_What the task requires:_
Pictures are excluded from this exercise. Transcribe exactly the lines from the one containing "Read out every word on this page." through the last line of the listing.

****************************************

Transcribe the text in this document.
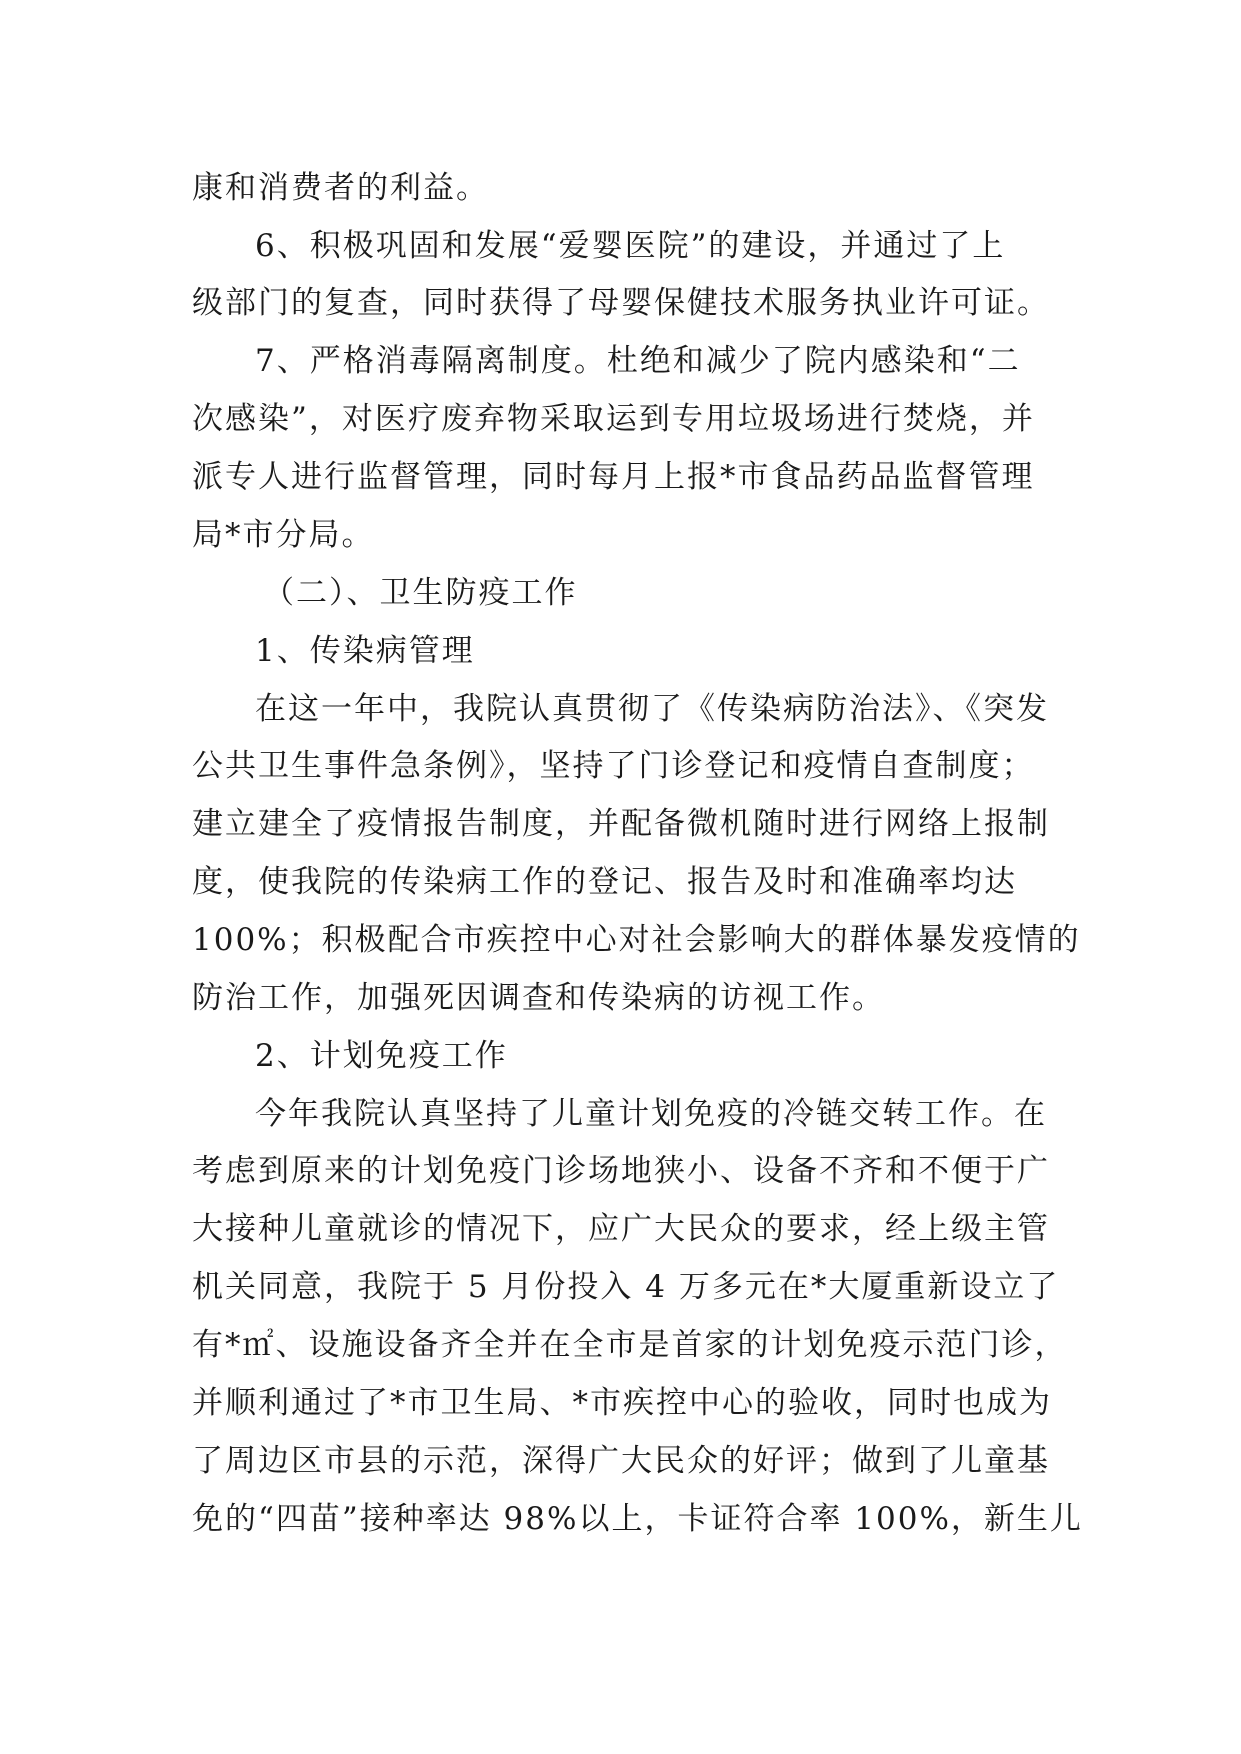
康和消费者的利益。
6、积极巩固和发展“爱婴医院”的建设，并通过了上
级部门的复查，同时获得了母婴保健技术服务执业许可证。
7、严格消毒隔离制度。杜绝和减少了院内感染和“二
次感染”，对医疗废弃物采取运到专用垃圾场进行焚烧，并
派专人进行监督管理，同时每月上报*市食品药品监督管理
局*市分局。
（二）、卫生防疫工作
1、传染病管理
在这一年中，我院认真贯彻了《传染病防治法》、《突发
公共卫生事件急条例》，坚持了门诊登记和疫情自查制度；
建立建全了疫情报告制度，并配备微机随时进行网络上报制
度，使我院的传染病工作的登记、报告及时和准确率均达
100%；积极配合市疾控中心对社会影响大的群体暴发疫情的
防治工作，加强死因调查和传染病的访视工作。
2、计划免疫工作
今年我院认真坚持了儿童计划免疫的冷链交转工作。在
考虑到原来的计划免疫门诊场地狭小、设备不齐和不便于广
大接种儿童就诊的情况下，应广大民众的要求，经上级主管
机关同意，我院于 5 月份投入 4 万多元在*大厦重新设立了
有*㎡、设施设备齐全并在全市是首家的计划免疫示范门诊，
并顺利通过了*市卫生局、*市疾控中心的验收，同时也成为
了周边区市县的示范，深得广大民众的好评；做到了儿童基
免的“四苗”接种率达 98%以上，卡证符合率 100%，新生儿
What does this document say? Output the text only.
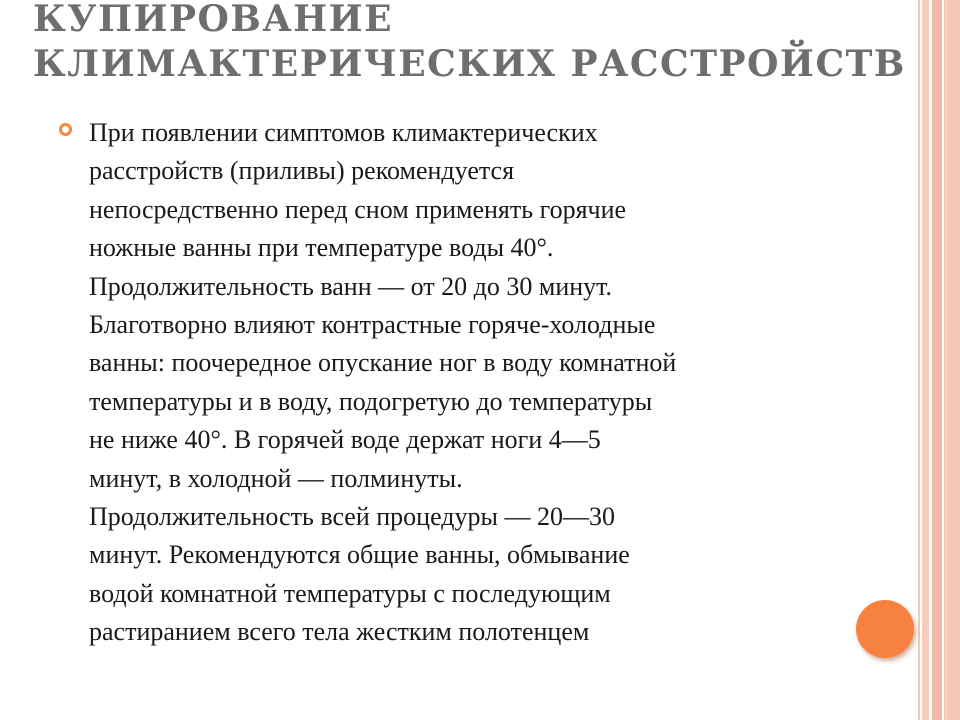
КУПИРОВАНИЕ
КЛИМАКТЕРИЧЕСКИХ РАССТРОЙСТВ

При появлении симптомов климактерических
расстройств (приливы) рекомендуется
непосредственно перед сном применять горячие
ножные ванны при температуре воды 40°.
Продолжительность ванн — от 20 до 30 минут.
Благотворно влияют контрастные горяче-холодные
ванны: поочередное опускание ног в воду комнатной
температуры и в воду, подогретую до температуры
не ниже 40°. В горячей воде держат ноги 4—5
минут, в холодной — полминуты.
Продолжительность всей процедуры — 20—30
минут. Рекомендуются общие ванны, обмывание
водой комнатной температуры с последующим
растиранием всего тела жестким полотенцем
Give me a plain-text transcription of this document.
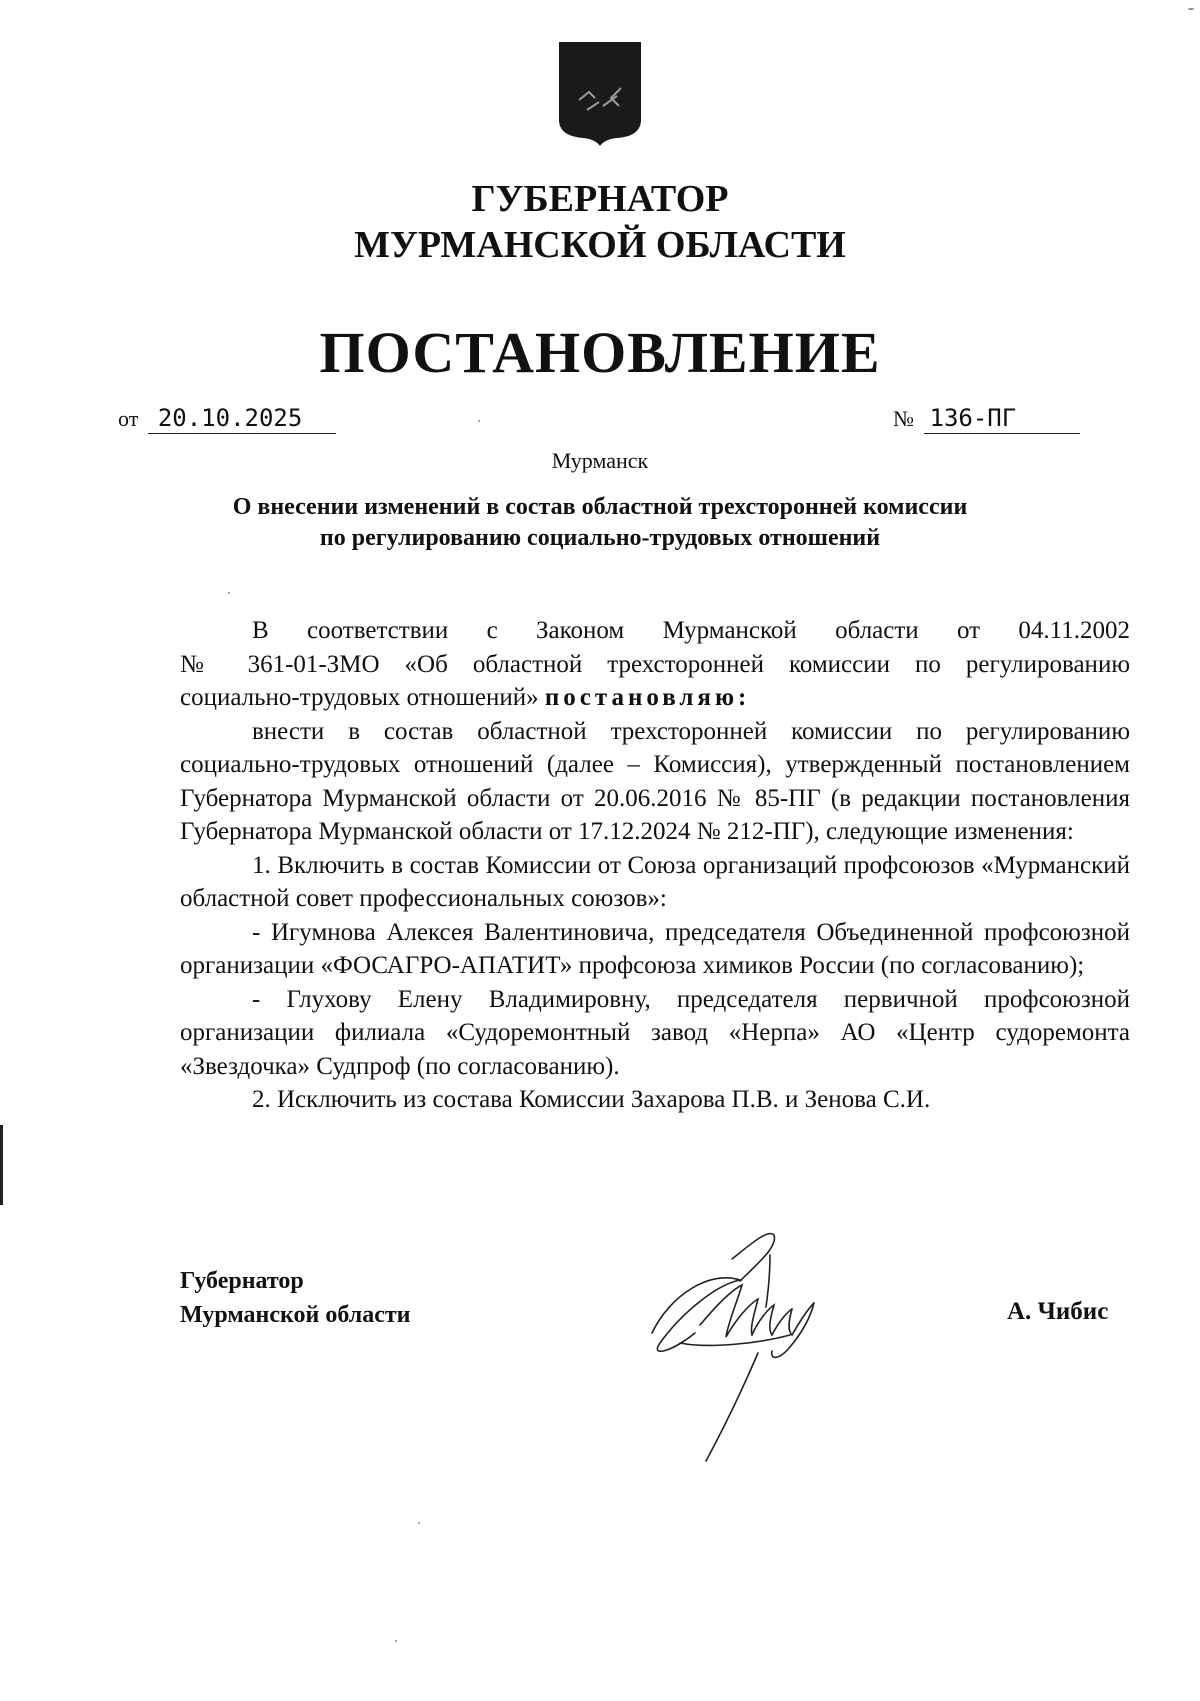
ГУБЕРНАТОР
МУРМАНСКОЙ ОБЛАСТИ
ПОСТАНОВЛЕНИЕ
от 20.10.2025	№ 136-ПГ
Мурманск
О внесении изменений в состав областной трехсторонней комиссии
по регулированию социально-трудовых отношений

В соответствии с Законом Мурманской области от 04.11.2002

№ 361-01-ЗМО «Об областной трехсторонней комиссии по регулированию

социально-трудовых отношений» постановляю:

внести в состав областной трехсторонней комиссии по регулированию социально-трудовых отношений (далее – Комиссия), утвержденный постановлением Губернатора Мурманской области от 20.06.2016 № 85-ПГ (в редакции постановления Губернатора Мурманской области от 17.12.2024 № 212-ПГ), следующие изменения:

1. Включить в состав Комиссии от Союза организаций профсоюзов «Мурманский областной совет профессиональных союзов»:

- Игумнова Алексея Валентиновича, председателя Объединенной профсоюзной организации «ФОСАГРО-АПАТИТ» профсоюза химиков России (по согласованию);

- Глухову Елену Владимировну, председателя первичной профсоюзной организации филиала «Судоремонтный завод «Нерпа» АО «Центр судоремонта «Звездочка» Судпроф (по согласованию).

2. Исключить из состава Комиссии Захарова П.В. и Зенова С.И.

Губернатор
Мурманской области	А. Чибис
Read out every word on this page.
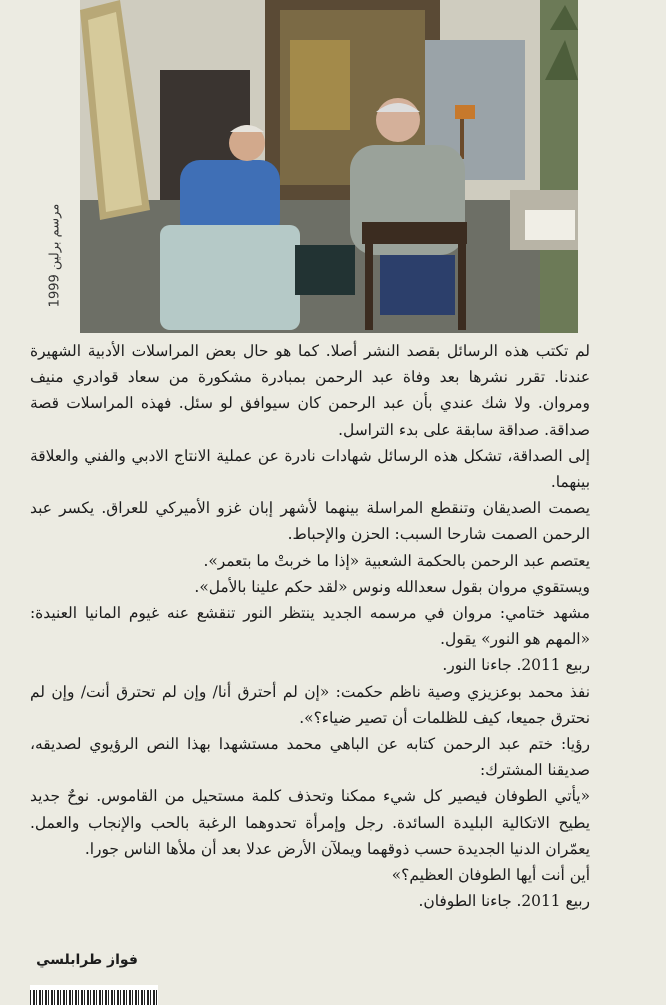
مرسم برلين 1999

لم تكتب هذه الرسائل بقصد النشر أصلا. كما هو حال بعض المراسلات الأدبية الشهيرة عندنا. تقرر نشرها بعد وفاة عبد الرحمن بمبادرة مشكورة من سعاد قوادري منيف ومروان. ولا شك عندي بأن عبد الرحمن كان سيوافق لو سئل. فهذه المراسلات قصة صداقة. صداقة سابقة على بدء التراسل.

إلى الصداقة، تشكل هذه الرسائل شهادات نادرة عن عملية الانتاج الادبي والفني والعلاقة بينهما.

يصمت الصديقان وتنقطع المراسلة بينهما لأشهر إبان غزو الأميركي للعراق. يكسر عبد الرحمن الصمت شارحا السبب: الحزن والإحباط.

يعتصم عبد الرحمن بالحكمة الشعبية «إذا ما خربتْ ما بتعمر».

ويستقوي مروان بقول سعدالله ونوس «لقد حكم علينا بالأمل».

مشهد ختامي: مروان في مرسمه الجديد ينتظر النور تنقشع عنه غيوم المانيا العنيدة: «المهم هو النور» يقول.

ربيع 2011. جاءنا النور.

نفذ محمد بوعزيزي وصية ناظم حكمت: «إن لم أحترق أنا/ وإن لم تحترق أنت/ وإن لم نحترق جميعا، كيف للظلمات أن تصير ضياء؟».

رؤيا: ختم عبد الرحمن كتابه عن الباهي محمد مستشهدا بهذا النص الرؤيوي لصديقه، صديقنا المشترك:

«يأتي الطوفان فيصير كل شيء ممكنا وتحذف كلمة مستحيل من القاموس. نوحٌ جديد يطيح الاتكالية البليدة السائدة. رجل وإمرأة تحدوهما الرغبة بالحب والإنجاب والعمل. يعمّران الدنيا الجديدة حسب ذوقهما ويملآن الأرض عدلا بعد أن ملأها الناس جورا.

أين أنت أيها الطوفان العظيم؟»

ربيع 2011. جاءنا الطوفان.

فواز طرابلسي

****************************************

_Complete answer:_
Read out every word on this page.
مرسم برلين 1999

لم تكتب هذه الرسائل بقصد النشر أصلا. كما هو حال بعض المراسلات الأدبية الشهيرة عندنا. تقرر نشرها بعد وفاة عبد الرحمن بمبادرة مشكورة من سعاد قوادري منيف ومروان. ولا شك عندي بأن عبد الرحمن كان سيوافق لو سئل. فهذه المراسلات قصة صداقة. صداقة سابقة على بدء التراسل.

إلى الصداقة، تشكل هذه الرسائل شهادات نادرة عن عملية الانتاج الادبي والفني والعلاقة بينهما.

يصمت الصديقان وتنقطع المراسلة بينهما لأشهر إبان غزو الأميركي للعراق. يكسر عبد الرحمن الصمت شارحا السبب: الحزن والإحباط.

يعتصم عبد الرحمن بالحكمة الشعبية «إذا ما خربتْ ما بتعمر».

ويستقوي مروان بقول سعدالله ونوس «لقد حكم علينا بالأمل».

مشهد ختامي: مروان في مرسمه الجديد ينتظر النور تنقشع عنه غيوم المانيا العنيدة: «المهم هو النور» يقول.

ربيع 2011. جاءنا النور.

نفذ محمد بوعزيزي وصية ناظم حكمت: «إن لم أحترق أنا/ وإن لم تحترق أنت/ وإن لم نحترق جميعا، كيف للظلمات أن تصير ضياء؟».

رؤيا: ختم عبد الرحمن كتابه عن الباهي محمد مستشهدا بهذا النص الرؤيوي لصديقه، صديقنا المشترك:

«يأتي الطوفان فيصير كل شيء ممكنا وتحذف كلمة مستحيل من القاموس. نوحٌ جديد يطيح الاتكالية البليدة السائدة. رجل وإمرأة تحدوهما الرغبة بالحب والإنجاب والعمل. يعمّران الدنيا الجديدة حسب ذوقهما ويملآن الأرض عدلا بعد أن ملأها الناس جورا.

أين أنت أيها الطوفان العظيم؟»

ربيع 2011. جاءنا الطوفان.

فواز طرابلسي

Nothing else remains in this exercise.